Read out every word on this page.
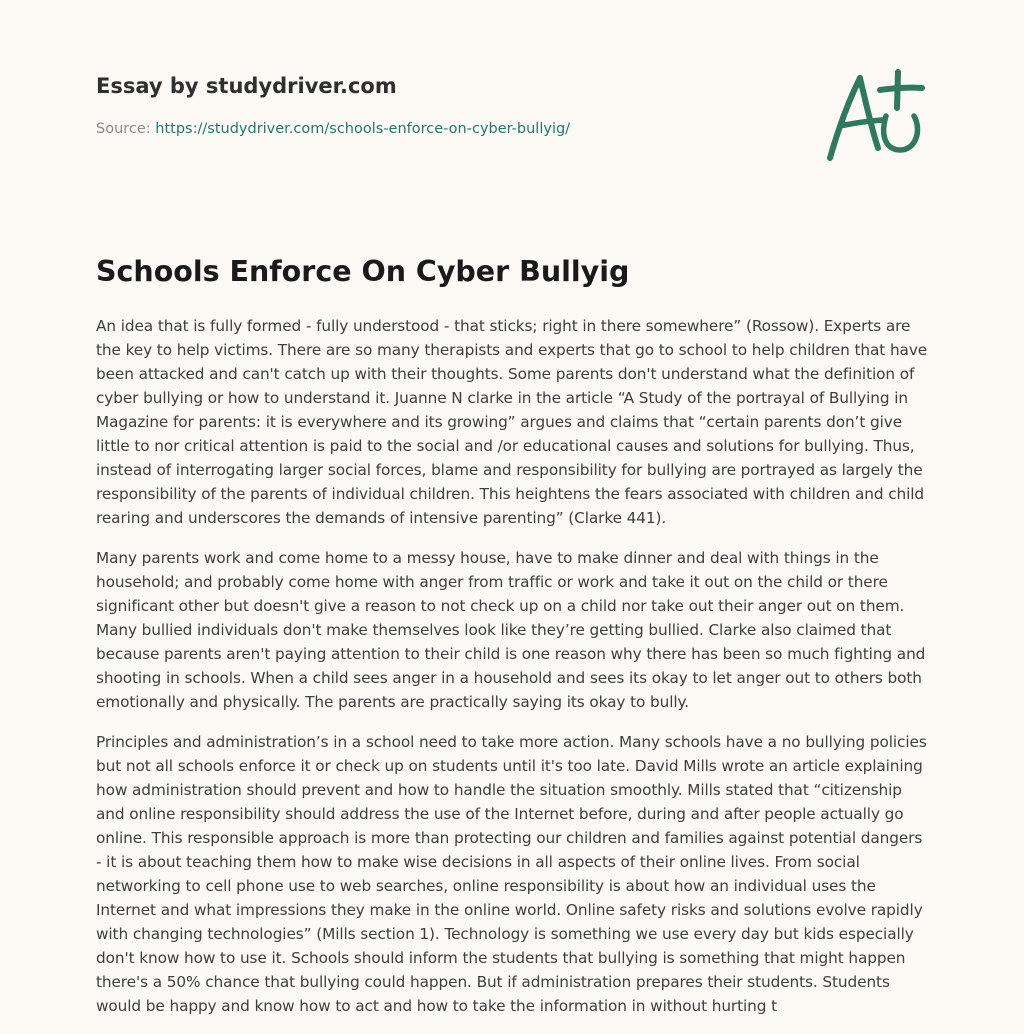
Essay by studydriver.com
Source: https://studydriver.com/schools-enforce-on-cyber-bullyig/
Schools Enforce On Cyber Bullyig

An idea that is fully formed - fully understood - that sticks; right in there somewhere” (Rossow). Experts are the key to help victims. There are so many therapists and experts that go to school to help children that have been attacked and can't catch up with their thoughts. Some parents don't understand what the definition of cyber bullying or how to understand it. Juanne N clarke in the article “A Study of the portrayal of Bullying in Magazine for parents: it is everywhere and its growing” argues and claims that “certain parents don’t give little to nor critical attention is paid to the social and /or educational causes and solutions for bullying. Thus, instead of interrogating larger social forces, blame and responsibility for bullying are portrayed as largely the responsibility of the parents of individual children. This heightens the fears associated with children and child rearing and underscores the demands of intensive parenting” (Clarke 441).

Many parents work and come home to a messy house, have to make dinner and deal with things in the household; and probably come home with anger from traffic or work and take it out on the child or there significant other but doesn't give a reason to not check up on a child nor take out their anger out on them. Many bullied individuals don't make themselves look like they’re getting bullied. Clarke also claimed that because parents aren't paying attention to their child is one reason why there has been so much fighting and shooting in schools. When a child sees anger in a household and sees its okay to let anger out to others both emotionally and physically. The parents are practically saying its okay to bully.

Principles and administration’s in a school need to take more action. Many schools have a no bullying policies but not all schools enforce it or check up on students until it's too late. David Mills wrote an article explaining how administration should prevent and how to handle the situation smoothly. Mills stated that “citizenship and online responsibility should address the use of the Internet before, during and after people actually go online. This responsible approach is more than protecting our children and families against potential dangers - it is about teaching them how to make wise decisions in all aspects of their online lives. From social networking to cell phone use to web searches, online responsibility is about how an individual uses the Internet and what impressions they make in the online world. Online safety risks and solutions evolve rapidly with changing technologies” (Mills section 1). Technology is something we use every day but kids especially don't know how to use it. Schools should inform the students that bullying is something that might happen there's a 50% chance that bullying could happen. But if administration prepares their students. Students would be happy and know how to act and how to take the information in without hurting t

*Task brief*.
Omit each picture, then return all of the listing exactly as it stands.

*Solution to this exercise*.
Read out every word on this page.
Essay by studydriver.com
Source: https://studydriver.com/schools-enforce-on-cyber-bullyig/
Schools Enforce On Cyber Bullyig

An idea that is fully formed - fully understood - that sticks; right in there somewhere” (Rossow). Experts are the key to help victims. There are so many therapists and experts that go to school to help children that have been attacked and can't catch up with their thoughts. Some parents don't understand what the definition of cyber bullying or how to understand it. Juanne N clarke in the article “A Study of the portrayal of Bullying in Magazine for parents: it is everywhere and its growing” argues and claims that “certain parents don’t give little to nor critical attention is paid to the social and /or educational causes and solutions for bullying. Thus, instead of interrogating larger social forces, blame and responsibility for bullying are portrayed as largely the responsibility of the parents of individual children. This heightens the fears associated with children and child rearing and underscores the demands of intensive parenting” (Clarke 441).

Many parents work and come home to a messy house, have to make dinner and deal with things in the household; and probably come home with anger from traffic or work and take it out on the child or there significant other but doesn't give a reason to not check up on a child nor take out their anger out on them. Many bullied individuals don't make themselves look like they’re getting bullied. Clarke also claimed that because parents aren't paying attention to their child is one reason why there has been so much fighting and shooting in schools. When a child sees anger in a household and sees its okay to let anger out to others both emotionally and physically. The parents are practically saying its okay to bully.

Principles and administration’s in a school need to take more action. Many schools have a no bullying policies but not all schools enforce it or check up on students until it's too late. David Mills wrote an article explaining how administration should prevent and how to handle the situation smoothly. Mills stated that “citizenship and online responsibility should address the use of the Internet before, during and after people actually go online. This responsible approach is more than protecting our children and families against potential dangers - it is about teaching them how to make wise decisions in all aspects of their online lives. From social networking to cell phone use to web searches, online responsibility is about how an individual uses the Internet and what impressions they make in the online world. Online safety risks and solutions evolve rapidly with changing technologies” (Mills section 1). Technology is something we use every day but kids especially don't know how to use it. Schools should inform the students that bullying is something that might happen there's a 50% chance that bullying could happen. But if administration prepares their students. Students would be happy and know how to act and how to take the information in without hurting t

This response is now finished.